What you have to do
Reproduce each line exactly.

Input

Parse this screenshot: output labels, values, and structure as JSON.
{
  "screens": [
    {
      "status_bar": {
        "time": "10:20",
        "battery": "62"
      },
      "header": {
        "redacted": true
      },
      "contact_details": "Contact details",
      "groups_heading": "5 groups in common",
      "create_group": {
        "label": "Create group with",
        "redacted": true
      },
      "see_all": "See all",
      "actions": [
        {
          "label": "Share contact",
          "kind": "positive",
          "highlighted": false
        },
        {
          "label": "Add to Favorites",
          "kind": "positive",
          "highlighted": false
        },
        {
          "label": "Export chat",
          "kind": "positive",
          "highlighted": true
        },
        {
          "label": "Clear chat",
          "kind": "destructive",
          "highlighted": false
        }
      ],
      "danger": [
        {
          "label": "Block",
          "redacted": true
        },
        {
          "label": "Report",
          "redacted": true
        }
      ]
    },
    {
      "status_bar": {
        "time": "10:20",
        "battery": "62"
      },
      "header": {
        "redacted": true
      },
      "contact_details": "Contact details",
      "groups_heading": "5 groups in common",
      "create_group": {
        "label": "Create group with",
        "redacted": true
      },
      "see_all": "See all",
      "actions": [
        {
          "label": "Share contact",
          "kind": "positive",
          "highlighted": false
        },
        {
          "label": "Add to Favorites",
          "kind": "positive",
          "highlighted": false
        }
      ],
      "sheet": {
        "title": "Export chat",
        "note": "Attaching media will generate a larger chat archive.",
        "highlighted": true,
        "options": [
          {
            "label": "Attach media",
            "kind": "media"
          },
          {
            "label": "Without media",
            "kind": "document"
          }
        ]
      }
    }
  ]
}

Correct output
Parse this screenshot: output labels, values, and structure as JSON.
{
  "screens": [
    {
      "status_bar": {
        "time": "10:20",
        "battery": "62"
      },
      "header": {
        "redacted": true
      },
      "contact_details": "Contact details",
      "groups_heading": "5 groups in common",
      "create_group": {
        "label": "Create group with",
        "redacted": true
      },
      "see_all": "See all",
      "actions": [
        {
          "label": "Share contact",
          "kind": "positive",
          "highlighted": false
        },
        {
          "label": "Add to Favorites",
          "kind": "positive",
          "highlighted": false
        },
        {
          "label": "Export chat",
          "kind": "positive",
          "highlighted": true
        },
        {
          "label": "Clear chat",
          "kind": "destructive",
          "highlighted": false
        }
      ],
      "danger": [
        {
          "label": "Block",
          "redacted": true
        },
        {
          "label": "Report",
          "redacted": true
        }
      ]
    },
    {
      "status_bar": {
        "time": "10:20",
        "battery": "62"
      },
      "header": {
        "redacted": true
      },
      "contact_details": "Contact details",
      "groups_heading": "5 groups in common",
      "create_group": {
        "label": "Create group with",
        "redacted": true
      },
      "see_all": "See all",
      "actions": [
        {
          "label": "Share contact",
          "kind": "positive",
          "highlighted": false
        },
        {
          "label": "Add to Favorites",
          "kind": "positive",
          "highlighted": false
        }
      ],
      "sheet": {
        "title": "Export chat",
        "note": "Attaching media will generate a larger chat archive.",
        "highlighted": true,
        "options": [
          {
            "label": "Attach media",
            "kind": "media"
          },
          {
            "label": "Without media",
            "kind": "document"
          }
        ]
      }
    }
  ]
}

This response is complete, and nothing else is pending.